---------- Texto proporcionado

Aun cuando en principio todo decir debería constituir un decir de verdad, en la práctica tal relación ni se ha dado ni se da ni se dará necesariamente. Al contrario, posiblemente la primera duda que surgió en la humanidad fue sobre la veracidad de la palabra del otro que posee poder. De hecho, parecería que las primeras respuestas a las preguntas originales no fueron precisamente sustentadas en la verdad sino en el engaño. Las preguntas surgen en los débiles. Las respuestas provienen del poder. Y por su parte, al poder le corresponde, casi como derecho irrenunciable, la inmensa capacidad y el irrenunciable privilegio de engañar.
El poder se mueve de un lado a otro. Recorre el país, desde las grandes urbes hasta los pueblos olvidados de dios y del diablo. Poder eminentemente mimético: disfraza su palabra de conformidad al lugar en el que se encuentre. Se trata de uno de sus irrenunciables privilegios. Desde ahí, con infinita fluidez se transforma en profeta, en sabio y casi en el dios al que todos deben no solo reverencia sino también y sobre todo sometimiento.

--------------------

**Tarea:** Continúa el texto sobre el poder y el engaño a partir de su última oración. Los ítems que aparecen a continuación no guardan relación con el texto.

---------- Datos registrados

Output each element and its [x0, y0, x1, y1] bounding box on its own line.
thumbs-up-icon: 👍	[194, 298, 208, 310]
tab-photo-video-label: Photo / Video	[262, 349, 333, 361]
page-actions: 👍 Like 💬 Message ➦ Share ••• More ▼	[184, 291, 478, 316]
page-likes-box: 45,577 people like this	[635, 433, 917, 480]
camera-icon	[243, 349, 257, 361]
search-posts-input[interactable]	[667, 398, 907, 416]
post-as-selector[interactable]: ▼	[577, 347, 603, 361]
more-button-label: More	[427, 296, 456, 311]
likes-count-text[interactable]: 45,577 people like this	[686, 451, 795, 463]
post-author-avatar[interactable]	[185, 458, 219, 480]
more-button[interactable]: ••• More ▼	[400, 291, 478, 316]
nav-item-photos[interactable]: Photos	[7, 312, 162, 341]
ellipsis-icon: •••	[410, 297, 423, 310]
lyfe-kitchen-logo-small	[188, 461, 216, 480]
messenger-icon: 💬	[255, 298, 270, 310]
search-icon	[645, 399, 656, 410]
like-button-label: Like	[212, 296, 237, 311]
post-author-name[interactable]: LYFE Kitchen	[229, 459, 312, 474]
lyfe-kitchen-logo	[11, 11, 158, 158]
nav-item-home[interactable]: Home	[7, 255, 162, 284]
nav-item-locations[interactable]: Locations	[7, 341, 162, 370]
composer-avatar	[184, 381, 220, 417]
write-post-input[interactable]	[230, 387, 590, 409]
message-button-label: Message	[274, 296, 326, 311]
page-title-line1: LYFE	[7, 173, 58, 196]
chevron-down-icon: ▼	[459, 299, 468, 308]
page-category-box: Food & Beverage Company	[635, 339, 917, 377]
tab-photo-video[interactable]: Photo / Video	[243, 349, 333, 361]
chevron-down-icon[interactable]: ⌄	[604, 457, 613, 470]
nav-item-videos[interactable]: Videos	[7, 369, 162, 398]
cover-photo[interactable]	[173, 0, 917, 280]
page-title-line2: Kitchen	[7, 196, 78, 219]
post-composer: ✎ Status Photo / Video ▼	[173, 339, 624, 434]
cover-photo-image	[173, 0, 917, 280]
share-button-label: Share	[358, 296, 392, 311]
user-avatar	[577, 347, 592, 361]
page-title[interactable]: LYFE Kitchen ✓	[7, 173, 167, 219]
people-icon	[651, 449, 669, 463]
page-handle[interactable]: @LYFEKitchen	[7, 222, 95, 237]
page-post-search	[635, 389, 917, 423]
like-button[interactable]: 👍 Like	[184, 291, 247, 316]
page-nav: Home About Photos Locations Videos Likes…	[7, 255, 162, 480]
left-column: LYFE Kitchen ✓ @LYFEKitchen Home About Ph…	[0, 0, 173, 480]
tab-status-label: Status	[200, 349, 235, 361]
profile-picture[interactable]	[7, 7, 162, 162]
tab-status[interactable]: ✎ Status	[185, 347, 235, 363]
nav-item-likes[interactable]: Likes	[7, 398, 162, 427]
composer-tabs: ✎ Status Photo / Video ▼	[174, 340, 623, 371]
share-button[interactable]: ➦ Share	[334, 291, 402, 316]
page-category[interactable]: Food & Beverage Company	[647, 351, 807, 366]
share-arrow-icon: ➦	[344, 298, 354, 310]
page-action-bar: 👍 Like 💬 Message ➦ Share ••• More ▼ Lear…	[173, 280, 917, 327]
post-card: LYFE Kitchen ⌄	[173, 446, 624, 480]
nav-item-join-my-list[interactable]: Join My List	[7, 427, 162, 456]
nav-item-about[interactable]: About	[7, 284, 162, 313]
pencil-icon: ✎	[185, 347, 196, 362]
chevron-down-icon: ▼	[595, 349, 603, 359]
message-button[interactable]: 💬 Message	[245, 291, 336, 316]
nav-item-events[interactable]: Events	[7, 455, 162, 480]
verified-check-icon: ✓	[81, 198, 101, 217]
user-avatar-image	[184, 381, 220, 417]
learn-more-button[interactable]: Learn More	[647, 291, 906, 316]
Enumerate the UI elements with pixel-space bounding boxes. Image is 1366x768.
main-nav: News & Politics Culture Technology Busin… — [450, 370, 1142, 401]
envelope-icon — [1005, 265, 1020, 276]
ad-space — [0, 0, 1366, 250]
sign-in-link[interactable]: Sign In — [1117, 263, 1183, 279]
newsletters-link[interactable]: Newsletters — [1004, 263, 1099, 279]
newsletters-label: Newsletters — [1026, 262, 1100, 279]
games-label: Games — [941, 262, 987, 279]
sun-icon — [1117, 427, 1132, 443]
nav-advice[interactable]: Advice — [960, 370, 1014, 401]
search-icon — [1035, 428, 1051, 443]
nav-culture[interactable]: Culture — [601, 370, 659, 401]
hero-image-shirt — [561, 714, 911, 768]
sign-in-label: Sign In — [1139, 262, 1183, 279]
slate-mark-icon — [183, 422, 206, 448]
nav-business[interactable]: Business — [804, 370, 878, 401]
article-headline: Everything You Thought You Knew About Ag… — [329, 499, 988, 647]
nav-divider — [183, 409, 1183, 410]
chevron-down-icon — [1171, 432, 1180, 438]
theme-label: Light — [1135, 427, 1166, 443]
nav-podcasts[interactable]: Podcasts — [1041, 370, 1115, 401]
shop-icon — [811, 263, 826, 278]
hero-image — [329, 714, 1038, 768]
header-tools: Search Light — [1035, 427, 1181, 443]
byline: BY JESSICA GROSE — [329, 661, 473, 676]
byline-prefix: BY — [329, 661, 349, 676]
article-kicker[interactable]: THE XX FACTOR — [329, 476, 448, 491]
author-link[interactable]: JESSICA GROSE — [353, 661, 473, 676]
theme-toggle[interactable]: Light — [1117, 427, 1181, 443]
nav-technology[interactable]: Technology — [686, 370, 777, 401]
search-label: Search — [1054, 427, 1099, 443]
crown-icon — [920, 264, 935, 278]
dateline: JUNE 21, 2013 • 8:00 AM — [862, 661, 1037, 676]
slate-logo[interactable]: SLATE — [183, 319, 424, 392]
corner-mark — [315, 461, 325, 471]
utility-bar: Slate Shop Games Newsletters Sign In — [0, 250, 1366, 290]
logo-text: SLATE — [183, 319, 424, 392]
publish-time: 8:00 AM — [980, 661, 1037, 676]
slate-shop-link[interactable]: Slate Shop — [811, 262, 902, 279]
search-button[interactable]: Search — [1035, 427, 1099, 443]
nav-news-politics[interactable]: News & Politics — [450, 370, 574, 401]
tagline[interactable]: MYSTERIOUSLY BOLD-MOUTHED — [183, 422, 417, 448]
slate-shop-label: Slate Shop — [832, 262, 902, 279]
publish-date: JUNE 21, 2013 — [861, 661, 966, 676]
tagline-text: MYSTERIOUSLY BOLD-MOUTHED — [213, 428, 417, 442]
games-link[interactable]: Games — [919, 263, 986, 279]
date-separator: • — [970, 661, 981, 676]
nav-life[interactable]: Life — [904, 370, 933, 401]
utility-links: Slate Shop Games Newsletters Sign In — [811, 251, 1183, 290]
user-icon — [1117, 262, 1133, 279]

--------------------

**Resultado del ejercicio:**
Su palabra constituye la representación mágica de este poder. La palabra mítica con la que se creó de la nada el mundo: el bien y el mal. Luego, los infames dijeron que todo poder venía de dios, con lo que se aseguraban tanto la fe en el otro el sometimiento irrestricto a su palabra. Desde entonces, no existe mayor esclavitud que aquella que tiene que ver con la palabra del otro. E inclusive con el sometimiento a la propia palabra a la que la convertimos en amo y señor de la vida.
¡Cómo maneja el poder el don de su palabra, cómo lo usa a discreción para prometer, ofrecer y asegurar todas las bienaventuranzas al país, a pobres y ricos, a buenos y malos, a libres y a esclavos! ¿Esclavos? Desde luego que sí: el país está habitado por millones de esclavos. La esclavitud de la pobreza y de la ignorancia. La esclavitud a don dinero cuya imagen más preclara se halla en el templo de la corrupción. La ominosa esclavitud a la palabra del otro del poder. Sin estas esclavitudes no habría lugar para tiranía alguna, no se habrían dado situaciones como las que produjo el correato. La esclavitud al dinero mal habido. La esclavitud a la corrupción.
El poder se mueve de un lado a otro. Recorre el país, desde las grandes urbes hasta los pueblos olvidados de dios y del diablo. Poder eminentemente mimético: disfraza su palabra de conformidad al lugar en el que se encuentre. Se trata de uno de sus irrenunciables privilegios.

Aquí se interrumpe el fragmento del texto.